- [Goal of the exercise]: Render every line of the entries below as a JSON list of strings, one string per line, leaving out blank lines and the pictures.

- [Dataset excerpt]:
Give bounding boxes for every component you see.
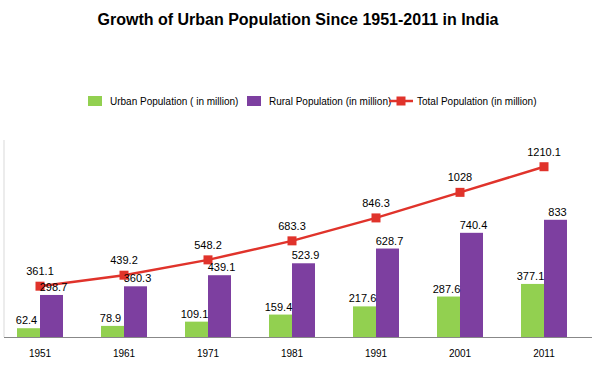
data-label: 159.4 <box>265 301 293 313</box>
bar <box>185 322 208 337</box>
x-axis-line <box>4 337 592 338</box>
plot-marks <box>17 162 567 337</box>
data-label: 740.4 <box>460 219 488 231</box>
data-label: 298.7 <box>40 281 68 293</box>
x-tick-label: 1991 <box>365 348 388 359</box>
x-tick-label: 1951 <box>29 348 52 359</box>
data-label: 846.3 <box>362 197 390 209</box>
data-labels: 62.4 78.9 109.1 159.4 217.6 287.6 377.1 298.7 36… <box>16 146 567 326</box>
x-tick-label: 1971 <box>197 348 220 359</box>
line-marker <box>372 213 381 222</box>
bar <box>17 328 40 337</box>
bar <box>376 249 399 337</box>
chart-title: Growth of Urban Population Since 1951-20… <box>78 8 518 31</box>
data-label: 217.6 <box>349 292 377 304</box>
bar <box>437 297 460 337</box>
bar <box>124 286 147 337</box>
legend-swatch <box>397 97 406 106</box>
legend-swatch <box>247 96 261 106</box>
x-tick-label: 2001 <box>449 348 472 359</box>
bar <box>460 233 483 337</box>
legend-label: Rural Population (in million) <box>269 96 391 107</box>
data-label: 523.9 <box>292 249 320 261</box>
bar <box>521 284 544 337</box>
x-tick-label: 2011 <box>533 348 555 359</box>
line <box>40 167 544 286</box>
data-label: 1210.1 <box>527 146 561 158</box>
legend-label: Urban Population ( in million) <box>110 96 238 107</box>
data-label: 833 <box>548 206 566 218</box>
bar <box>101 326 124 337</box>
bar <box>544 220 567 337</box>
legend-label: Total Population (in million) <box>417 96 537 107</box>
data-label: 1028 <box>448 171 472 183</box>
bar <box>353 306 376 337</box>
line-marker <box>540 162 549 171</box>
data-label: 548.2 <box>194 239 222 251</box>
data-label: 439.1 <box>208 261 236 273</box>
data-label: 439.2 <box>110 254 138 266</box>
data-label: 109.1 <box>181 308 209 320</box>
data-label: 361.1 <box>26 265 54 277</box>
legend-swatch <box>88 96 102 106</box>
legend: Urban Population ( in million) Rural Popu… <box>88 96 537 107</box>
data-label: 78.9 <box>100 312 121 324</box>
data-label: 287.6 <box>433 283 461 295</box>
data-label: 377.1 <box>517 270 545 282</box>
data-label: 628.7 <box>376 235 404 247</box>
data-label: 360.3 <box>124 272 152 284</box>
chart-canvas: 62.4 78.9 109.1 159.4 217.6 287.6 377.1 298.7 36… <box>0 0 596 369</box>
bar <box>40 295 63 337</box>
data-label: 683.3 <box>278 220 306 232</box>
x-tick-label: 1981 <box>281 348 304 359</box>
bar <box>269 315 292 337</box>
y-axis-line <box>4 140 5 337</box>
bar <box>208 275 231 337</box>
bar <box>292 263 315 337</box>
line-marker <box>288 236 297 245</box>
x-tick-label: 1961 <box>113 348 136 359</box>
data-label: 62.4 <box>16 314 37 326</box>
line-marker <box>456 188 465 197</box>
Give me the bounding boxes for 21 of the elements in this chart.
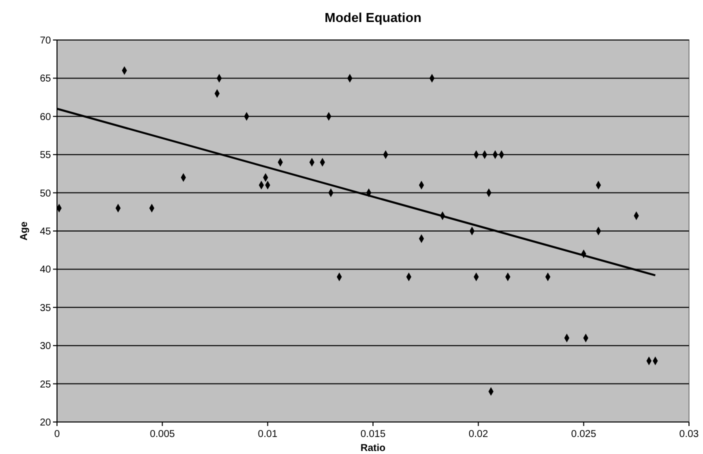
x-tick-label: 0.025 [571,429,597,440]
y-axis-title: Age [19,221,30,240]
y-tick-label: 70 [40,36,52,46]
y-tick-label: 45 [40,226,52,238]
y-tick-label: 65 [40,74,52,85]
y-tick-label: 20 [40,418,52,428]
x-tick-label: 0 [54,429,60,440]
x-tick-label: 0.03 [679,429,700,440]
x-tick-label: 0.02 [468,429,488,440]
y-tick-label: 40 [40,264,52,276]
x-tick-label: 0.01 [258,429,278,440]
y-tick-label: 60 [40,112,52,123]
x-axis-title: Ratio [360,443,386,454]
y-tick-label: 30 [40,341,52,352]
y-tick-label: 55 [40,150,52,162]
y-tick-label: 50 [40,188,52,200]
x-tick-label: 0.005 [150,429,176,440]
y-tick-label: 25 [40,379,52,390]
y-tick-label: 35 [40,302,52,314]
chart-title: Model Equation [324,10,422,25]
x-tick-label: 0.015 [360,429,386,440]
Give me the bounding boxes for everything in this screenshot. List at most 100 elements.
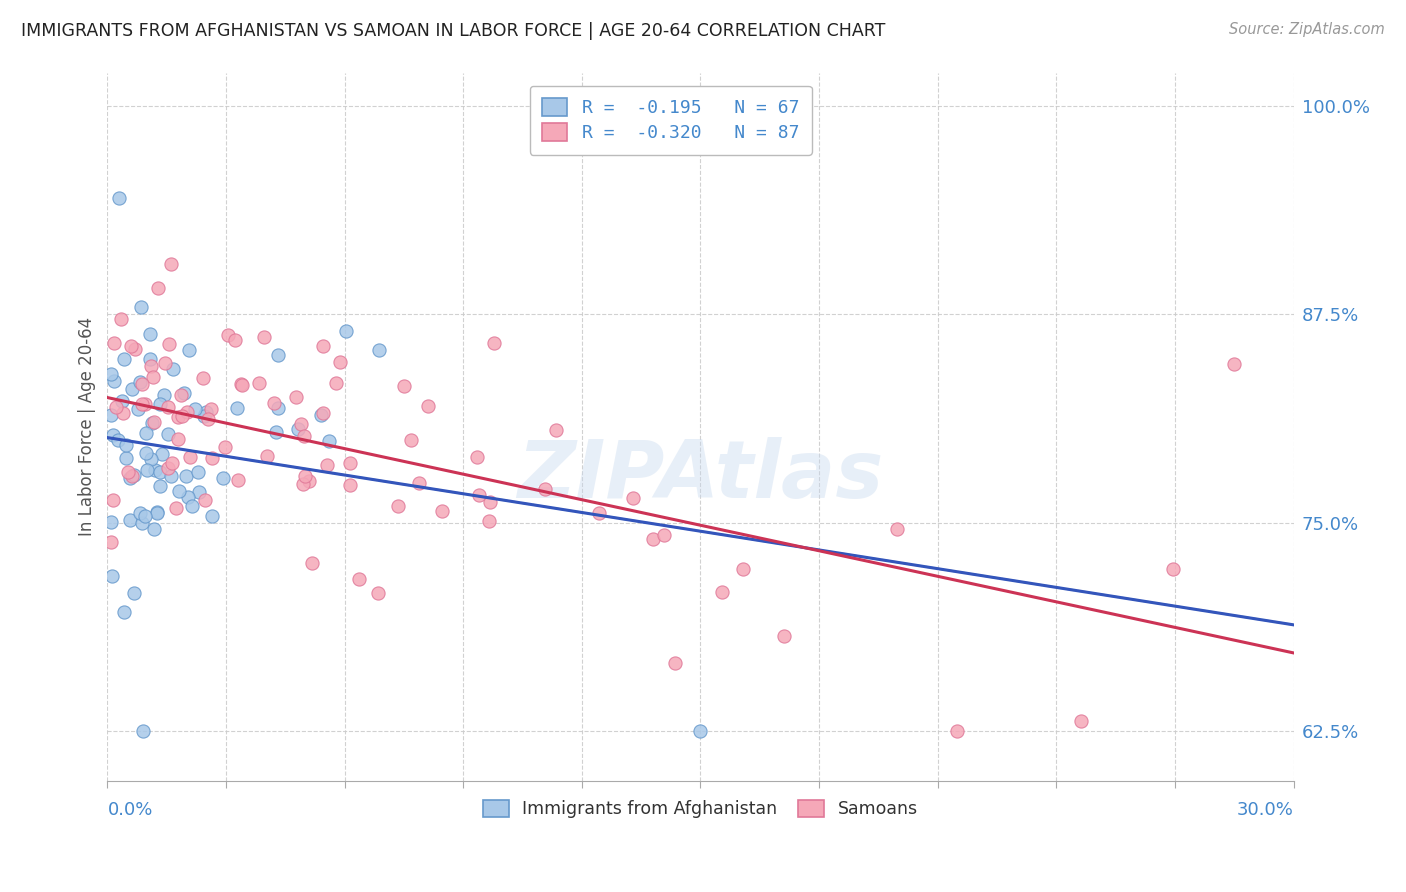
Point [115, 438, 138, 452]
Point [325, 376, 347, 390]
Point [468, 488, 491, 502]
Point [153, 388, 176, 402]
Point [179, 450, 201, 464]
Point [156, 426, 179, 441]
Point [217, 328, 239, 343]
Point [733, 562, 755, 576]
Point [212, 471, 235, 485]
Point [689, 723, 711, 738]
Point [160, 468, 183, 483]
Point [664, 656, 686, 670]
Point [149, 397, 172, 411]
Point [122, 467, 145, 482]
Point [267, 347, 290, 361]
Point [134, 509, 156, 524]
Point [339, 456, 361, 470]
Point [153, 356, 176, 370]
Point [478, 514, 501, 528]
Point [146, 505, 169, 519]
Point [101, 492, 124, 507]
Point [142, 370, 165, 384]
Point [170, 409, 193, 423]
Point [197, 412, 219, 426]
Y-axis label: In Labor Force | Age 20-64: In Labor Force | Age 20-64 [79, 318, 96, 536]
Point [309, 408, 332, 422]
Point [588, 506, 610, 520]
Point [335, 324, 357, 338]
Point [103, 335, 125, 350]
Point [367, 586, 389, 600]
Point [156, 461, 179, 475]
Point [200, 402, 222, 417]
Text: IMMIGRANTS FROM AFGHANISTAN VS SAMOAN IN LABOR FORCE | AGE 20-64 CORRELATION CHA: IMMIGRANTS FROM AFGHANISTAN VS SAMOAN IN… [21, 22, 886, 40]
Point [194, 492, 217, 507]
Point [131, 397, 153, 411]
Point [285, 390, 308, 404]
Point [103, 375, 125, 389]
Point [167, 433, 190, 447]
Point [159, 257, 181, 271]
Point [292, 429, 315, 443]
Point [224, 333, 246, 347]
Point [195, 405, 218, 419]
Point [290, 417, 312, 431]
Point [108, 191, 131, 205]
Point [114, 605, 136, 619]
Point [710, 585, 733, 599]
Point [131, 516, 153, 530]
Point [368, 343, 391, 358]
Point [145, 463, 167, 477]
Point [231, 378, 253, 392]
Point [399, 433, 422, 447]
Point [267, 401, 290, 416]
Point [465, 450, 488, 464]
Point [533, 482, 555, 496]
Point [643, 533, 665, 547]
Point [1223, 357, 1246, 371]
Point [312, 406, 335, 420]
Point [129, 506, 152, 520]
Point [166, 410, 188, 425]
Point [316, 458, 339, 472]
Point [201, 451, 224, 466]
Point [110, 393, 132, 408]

- [Answer]:
[
  "Give bounding boxes for every component you see.",
  "data-label: 159.4 <box>265 301 293 313</box>",
  "bar <box>185 322 208 337</box>",
  "x-axis-line <box>4 337 592 338</box>",
  "plot-marks <box>17 162 567 337</box>",
  "data-label: 740.4 <box>460 219 488 231</box>",
  "data-label: 298.7 <box>40 281 68 293</box>",
  "x-tick-label: 1991 <box>365 348 388 359</box>",
  "x-tick-label: 1951 <box>29 348 52 359</box>",
  "data-label: 846.3 <box>362 197 390 209</box>",
  "data-labels: 62.4 78.9 109.1 159.4 217.6 287.6 377.1 298.7 36… <box>16 146 567 326</box>",
  "x-tick-label: 1971 <box>197 348 220 359</box>",
  "line-marker <box>372 213 381 222</box>",
  "bar <box>17 328 40 337</box>",
  "bar <box>376 249 399 337</box>",
  "chart-title: Growth of Urban Population Since 1951-20… <box>78 8 518 31</box>",
  "data-label: 217.6 <box>349 292 377 304</box>",
  "bar <box>437 297 460 337</box>",
  "bar <box>124 286 147 337</box>",
  "legend-swatch <box>397 97 406 106</box>",
  "legend-swatch <box>247 96 261 106</box>",
  "x-tick-label: 2001 <box>449 348 472 359</box>",
  "bar <box>460 233 483 337</box>",
  "legend-label: Rural Population (in million) <box>269 96 391 107</box>",
  "data-label: 523.9 <box>292 249 320 261</box>",
  "bar <box>521 284 544 337</box>",
  "x-tick-label: 2011 <box>533 348 555 359</box>",
  "line <box>40 167 544 286</box>",
  "data-label: 1210.1 <box>527 146 561 158</box>",
  "legend-label: Urban Population ( in million) <box>110 96 238 107</box>",
  "data-label: 833 <box>548 206 566 218</box>",
  "bar <box>101 326 124 337</box>",
  "bar <box>544 220 567 337</box>",
  "legend-label: Total Population (in million) <box>417 96 537 107</box>",
  "data-label: 1028 <box>448 171 472 183</box>",
  "bar <box>353 306 376 337</box>",
  "line-marker <box>540 162 549 171</box>",
  "data-label: 548.2 <box>194 239 222 251</box>",
  "data-label: 439.1 <box>208 261 236 273</box>",
  "data-label: 439.2 <box>110 254 138 266</box>",
  "data-label: 109.1 <box>181 308 209 320</box>",
  "data-label: 361.1 <box>26 265 54 277</box>",
  "legend-swatch <box>88 96 102 106</box>",
  "legend: Urban Population ( in million) Rural Popu… <box>88 96 537 107</box>",
  "data-label: 78.9 <box>100 312 121 324</box>",
  "data-label: 287.6 <box>433 283 461 295</box>",
  "data-label: 377.1 <box>517 270 545 282</box>",
  "data-label: 628.7 <box>376 235 404 247</box>",
  "data-label: 360.3 <box>124 272 152 284</box>",
  "chart-canvas: 62.4 78.9 109.1 159.4 217.6 287.6 377.1 298.7 36… <box>0 0 596 369</box>",
  "bar <box>40 295 63 337</box>",
  "data-label: 683.3 <box>278 220 306 232</box>",
  "x-tick-label: 1981 <box>281 348 304 359</box>",
  "bar <box>269 315 292 337</box>",
  "y-axis-line <box>4 140 5 337</box>",
  "bar <box>208 275 231 337</box>",
  "bar <box>292 263 315 337</box>",
  "line-marker <box>288 236 297 245</box>",
  "x-tick-label: 1961 <box>113 348 136 359</box>",
  "data-label: 62.4 <box>16 314 37 326</box>",
  "line-marker <box>456 188 465 197</box>",
  "Give me the bounding boxes for 21 of the elements in this chart.",
  "x-tick-label: 0.025 [571,429,597,440]",
  "y-axis-title: Age [19,221,30,240]",
  "y-tick-label: 70 [40,36,52,46]",
  "y-tick-label: 45 [40,226,52,238]",
  "y-tick-label: 65 [40,74,52,85]",
  "y-tick-label: 20 [40,418,52,428]",
  "x-tick-label: 0 [54,429,60,440]",
  "x-tick-label: 0.03 [679,429,700,440]",
  "x-tick-label: 0.02 [468,429,488,440]",
  "y-tick-label: 40 [40,264,52,276]",
  "x-tick-label: 0.01 [258,429,278,440]",
  "y-tick-label: 60 [40,112,52,123]",
  "x-axis-title: Ratio [360,443,386,454]",
  "y-tick-label: 30 [40,341,52,352]",
  "y-tick-label: 55 [40,150,52,162]",
  "y-tick-label: 50 [40,188,52,200]",
  "x-tick-label: 0.005 [150,429,176,440]",
  "y-tick-label: 25 [40,379,52,390]",
  "y-tick-label: 35 [40,302,52,314]",
  "chart-title: Model Equation [324,10,422,25]",
  "x-tick-label: 0.015 [360,429,386,440]",
  "Give me the bounding boxes for everything in this screenshot. List at most 100 elements.",
  "Point [115, 438, 138, 452]",
  "Point [325, 376, 347, 390]",
  "Point [468, 488, 491, 502]",
  "Point [153, 388, 176, 402]",
  "Point [179, 450, 201, 464]",
  "Point [156, 426, 179, 441]",
  "Point [217, 328, 239, 343]",
  "Point [733, 562, 755, 576]",
  "Point [212, 471, 235, 485]",
  "Point [689, 723, 711, 738]",
  "Point [160, 468, 183, 483]",
  "Point [664, 656, 686, 670]",
  "Point [149, 397, 172, 411]",
  "Point [122, 467, 145, 482]",
  "Point [267, 347, 290, 361]",
  "Point [134, 509, 156, 524]",
  "Point [339, 456, 361, 470]",
  "Point [153, 356, 176, 370]",
  "Point [478, 514, 501, 528]",
  "Point [146, 505, 169, 519]",
  "Point [101, 492, 124, 507]",
  "Point [142, 370, 165, 384]",
  "Point [170, 409, 193, 423]",
  "Point [197, 412, 219, 426]",
  "Y-axis label: In Labor Force | Age 20-64: In Labor Force | Age 20-64 [79, 318, 96, 536]",
  "Point [309, 408, 332, 422]",
  "Point [588, 506, 610, 520]",
  "Point [335, 324, 357, 338]",
  "Point [103, 335, 125, 350]",
  "Point [367, 586, 389, 600]",
  "Point [156, 461, 179, 475]",
  "Point [200, 402, 222, 417]",
  "Text: IMMIGRANTS FROM AFGHANISTAN VS SAMOAN IN LABOR FORCE | AGE 20-64 CORRELATION CHA: IMMIGRANTS FROM AFGHANISTAN VS SAMOAN IN… [21, 22, 886, 40]",
  "Point [194, 492, 217, 507]",
  "Point [131, 397, 153, 411]",
  "Point [285, 390, 308, 404]",
  "Point [103, 375, 125, 389]",
  "Point [167, 433, 190, 447]",
  "Point [159, 257, 181, 271]",
  "Point [292, 429, 315, 443]",
  "Point [224, 333, 246, 347]",
  "Point [195, 405, 218, 419]",
  "Point [290, 417, 312, 431]",
  "Point [108, 191, 131, 205]",
  "Point [114, 605, 136, 619]",
  "Point [710, 585, 733, 599]",
  "Point [131, 516, 153, 530]",
  "Point [368, 343, 391, 358]",
  "Point [145, 463, 167, 477]",
  "Point [231, 378, 253, 392]",
  "Point [399, 433, 422, 447]",
  "Point [267, 401, 290, 416]",
  "Point [465, 450, 488, 464]",
  "Point [533, 482, 555, 496]",
  "Point [643, 533, 665, 547]",
  "Point [1223, 357, 1246, 371]",
  "Point [312, 406, 335, 420]",
  "Point [129, 506, 152, 520]",
  "Point [166, 410, 188, 425]",
  "Point [316, 458, 339, 472]",
  "Point [201, 451, 224, 466]",
  "Point [110, 393, 132, 408]"
]